Entries:

==*==

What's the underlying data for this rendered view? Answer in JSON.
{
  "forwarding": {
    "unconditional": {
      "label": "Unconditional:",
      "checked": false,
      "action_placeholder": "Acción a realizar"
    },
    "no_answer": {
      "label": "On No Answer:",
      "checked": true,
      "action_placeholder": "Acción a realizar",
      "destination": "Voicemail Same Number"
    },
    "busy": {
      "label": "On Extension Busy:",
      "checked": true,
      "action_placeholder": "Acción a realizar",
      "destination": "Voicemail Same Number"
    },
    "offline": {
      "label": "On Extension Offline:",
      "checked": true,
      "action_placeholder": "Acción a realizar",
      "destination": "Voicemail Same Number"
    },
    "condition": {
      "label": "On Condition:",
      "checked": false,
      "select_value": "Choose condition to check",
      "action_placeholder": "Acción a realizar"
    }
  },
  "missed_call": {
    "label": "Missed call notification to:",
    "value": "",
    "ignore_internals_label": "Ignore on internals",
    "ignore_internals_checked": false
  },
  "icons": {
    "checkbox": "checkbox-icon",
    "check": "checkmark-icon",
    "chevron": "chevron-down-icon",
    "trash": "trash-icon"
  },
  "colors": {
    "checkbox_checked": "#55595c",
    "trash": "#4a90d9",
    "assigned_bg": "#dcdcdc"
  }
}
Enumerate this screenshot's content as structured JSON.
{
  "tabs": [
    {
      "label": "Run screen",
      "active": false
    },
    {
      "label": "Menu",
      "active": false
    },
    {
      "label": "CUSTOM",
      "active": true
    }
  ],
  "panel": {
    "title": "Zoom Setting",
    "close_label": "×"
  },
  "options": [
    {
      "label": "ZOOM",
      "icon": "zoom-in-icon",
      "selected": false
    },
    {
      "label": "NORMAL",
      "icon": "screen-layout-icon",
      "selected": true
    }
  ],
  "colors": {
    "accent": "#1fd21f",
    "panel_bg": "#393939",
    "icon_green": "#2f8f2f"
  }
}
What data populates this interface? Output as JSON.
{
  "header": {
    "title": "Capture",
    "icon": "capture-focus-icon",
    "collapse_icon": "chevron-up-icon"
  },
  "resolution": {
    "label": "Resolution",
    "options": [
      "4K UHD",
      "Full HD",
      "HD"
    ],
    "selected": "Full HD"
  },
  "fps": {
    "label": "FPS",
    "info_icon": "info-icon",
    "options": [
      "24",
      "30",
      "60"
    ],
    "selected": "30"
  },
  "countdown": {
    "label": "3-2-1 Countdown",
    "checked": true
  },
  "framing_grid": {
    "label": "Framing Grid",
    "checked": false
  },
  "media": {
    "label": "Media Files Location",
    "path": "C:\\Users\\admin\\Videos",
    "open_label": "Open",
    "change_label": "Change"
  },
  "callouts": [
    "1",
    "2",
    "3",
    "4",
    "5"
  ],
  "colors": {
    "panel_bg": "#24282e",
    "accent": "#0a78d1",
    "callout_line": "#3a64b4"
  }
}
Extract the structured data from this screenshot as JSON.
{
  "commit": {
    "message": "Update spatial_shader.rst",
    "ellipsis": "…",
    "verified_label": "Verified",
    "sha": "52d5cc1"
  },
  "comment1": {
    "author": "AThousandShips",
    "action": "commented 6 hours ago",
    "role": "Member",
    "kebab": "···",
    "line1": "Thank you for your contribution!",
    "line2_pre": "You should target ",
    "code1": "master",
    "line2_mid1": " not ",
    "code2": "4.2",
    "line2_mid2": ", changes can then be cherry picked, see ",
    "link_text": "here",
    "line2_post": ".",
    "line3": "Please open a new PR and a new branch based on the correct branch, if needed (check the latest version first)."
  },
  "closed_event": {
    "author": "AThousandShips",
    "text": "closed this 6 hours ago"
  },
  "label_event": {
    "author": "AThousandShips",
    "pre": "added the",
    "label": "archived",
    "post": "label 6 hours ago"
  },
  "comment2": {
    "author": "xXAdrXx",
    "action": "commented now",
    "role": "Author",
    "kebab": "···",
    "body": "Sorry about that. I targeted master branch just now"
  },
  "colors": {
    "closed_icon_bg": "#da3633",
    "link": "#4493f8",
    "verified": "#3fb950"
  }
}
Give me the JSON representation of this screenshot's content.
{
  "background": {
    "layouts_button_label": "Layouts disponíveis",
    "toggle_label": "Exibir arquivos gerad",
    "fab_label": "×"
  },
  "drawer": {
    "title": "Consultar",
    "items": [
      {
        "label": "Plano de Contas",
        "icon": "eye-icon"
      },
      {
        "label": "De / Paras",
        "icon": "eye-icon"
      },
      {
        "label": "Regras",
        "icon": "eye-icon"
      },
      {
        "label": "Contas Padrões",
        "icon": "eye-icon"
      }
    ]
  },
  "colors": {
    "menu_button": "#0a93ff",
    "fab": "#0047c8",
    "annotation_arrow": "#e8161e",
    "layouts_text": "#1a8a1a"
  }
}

==*==

Transcribe the records above exactly, but only from the line that contains "Give me the" through their final line, inclusive.

Give me the JSON representation of this screenshot's content.
{
  "background": {
    "layouts_button_label": "Layouts disponíveis",
    "toggle_label": "Exibir arquivos gerad",
    "fab_label": "×"
  },
  "drawer": {
    "title": "Consultar",
    "items": [
      {
        "label": "Plano de Contas",
        "icon": "eye-icon"
      },
      {
        "label": "De / Paras",
        "icon": "eye-icon"
      },
      {
        "label": "Regras",
        "icon": "eye-icon"
      },
      {
        "label": "Contas Padrões",
        "icon": "eye-icon"
      }
    ]
  },
  "colors": {
    "menu_button": "#0a93ff",
    "fab": "#0047c8",
    "annotation_arrow": "#e8161e",
    "layouts_text": "#1a8a1a"
  }
}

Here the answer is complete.